Exercise requirements: Below is a listing to transcribe in full and exactly; keep the pictures out.

━━━━━ Materials provided

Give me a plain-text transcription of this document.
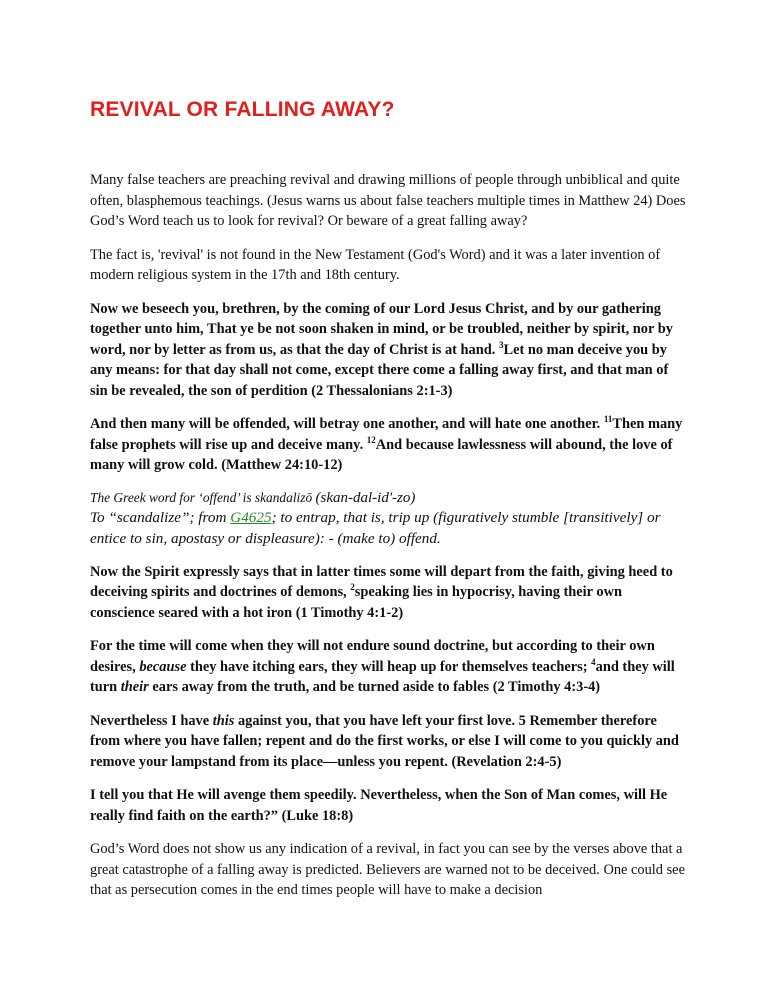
REVIVAL OR FALLING AWAY?

Many false teachers are preaching revival and drawing millions of people through unbiblical and quite often, blasphemous teachings. (Jesus warns us about false teachers multiple times in Matthew 24) Does God’s Word teach us to look for revival? Or beware of a great falling away?

The fact is, 'revival' is not found in the New Testament (God's Word) and it was a later invention of modern religious system in the 17th and 18th century.

Now we beseech you, brethren, by the coming of our Lord Jesus Christ, and by our gathering together unto him, That ye be not soon shaken in mind, or be troubled, neither by spirit, nor by word, nor by letter as from us, as that the day of Christ is at hand. $^3$Let no man deceive you by any means: for that day shall not come, except there come a falling away first, and that man of sin be revealed, the son of perdition (2 Thessalonians 2:1-3)

And then many will be offended, will betray one another, and will hate one another. $^{11}$Then many false prophets will rise up and deceive many. $^{12}$And because lawlessness will abound, the love of many will grow cold. (Matthew 24:10-12)

The Greek word for ‘offend’ is skandalizō (skan-dal-id'-zo)

To “scandalize”; from G4625; to entrap, that is, trip up (figuratively stumble [transitively] or entice to sin, apostasy or displeasure): - (make to) offend.

Now the Spirit expressly says that in latter times some will depart from the faith, giving heed to deceiving spirits and doctrines of demons, $^2$speaking lies in hypocrisy, having their own conscience seared with a hot iron (1 Timothy 4:1-2)

For the time will come when they will not endure sound doctrine, but according to their own desires, because they have itching ears, they will heap up for themselves teachers; $^4$and they will turn their ears away from the truth, and be turned aside to fables (2 Timothy 4:3-4)

Nevertheless I have this against you, that you have left your first love. 5 Remember therefore from where you have fallen; repent and do the first works, or else I will come to you quickly and remove your lampstand from its place—unless you repent. (Revelation 2:4-5)

I tell you that He will avenge them speedily. Nevertheless, when the Son of Man comes, will He really find faith on the earth?” (Luke 18:8)

God’s Word does not show us any indication of a revival, in fact you can see by the verses above that a great catastrophe of a falling away is predicted. Believers are warned not to be deceived. One could see that as persecution comes in the end times people will have to make a decision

━━━━━━━━━━

The answer:
Give me a plain-text transcription of this document.
REVIVAL OR FALLING AWAY?

Many false teachers are preaching revival and drawing millions of people through unbiblical and quite often, blasphemous teachings. (Jesus warns us about false teachers multiple times in Matthew 24) Does God’s Word teach us to look for revival? Or beware of a great falling away?

The fact is, 'revival' is not found in the New Testament (God's Word) and it was a later invention of modern religious system in the 17th and 18th century.

Now we beseech you, brethren, by the coming of our Lord Jesus Christ, and by our gathering together unto him, That ye be not soon shaken in mind, or be troubled, neither by spirit, nor by word, nor by letter as from us, as that the day of Christ is at hand. $^3$Let no man deceive you by any means: for that day shall not come, except there come a falling away first, and that man of sin be revealed, the son of perdition (2 Thessalonians 2:1-3)

And then many will be offended, will betray one another, and will hate one another. $^{11}$Then many false prophets will rise up and deceive many. $^{12}$And because lawlessness will abound, the love of many will grow cold. (Matthew 24:10-12)

The Greek word for ‘offend’ is skandalizō (skan-dal-id'-zo)

To “scandalize”; from G4625; to entrap, that is, trip up (figuratively stumble [transitively] or entice to sin, apostasy or displeasure): - (make to) offend.

Now the Spirit expressly says that in latter times some will depart from the faith, giving heed to deceiving spirits and doctrines of demons, $^2$speaking lies in hypocrisy, having their own conscience seared with a hot iron (1 Timothy 4:1-2)

For the time will come when they will not endure sound doctrine, but according to their own desires, because they have itching ears, they will heap up for themselves teachers; $^4$and they will turn their ears away from the truth, and be turned aside to fables (2 Timothy 4:3-4)

Nevertheless I have this against you, that you have left your first love. 5 Remember therefore from where you have fallen; repent and do the first works, or else I will come to you quickly and remove your lampstand from its place—unless you repent. (Revelation 2:4-5)

I tell you that He will avenge them speedily. Nevertheless, when the Son of Man comes, will He really find faith on the earth?” (Luke 18:8)

God’s Word does not show us any indication of a revival, in fact you can see by the verses above that a great catastrophe of a falling away is predicted. Believers are warned not to be deceived. One could see that as persecution comes in the end times people will have to make a decision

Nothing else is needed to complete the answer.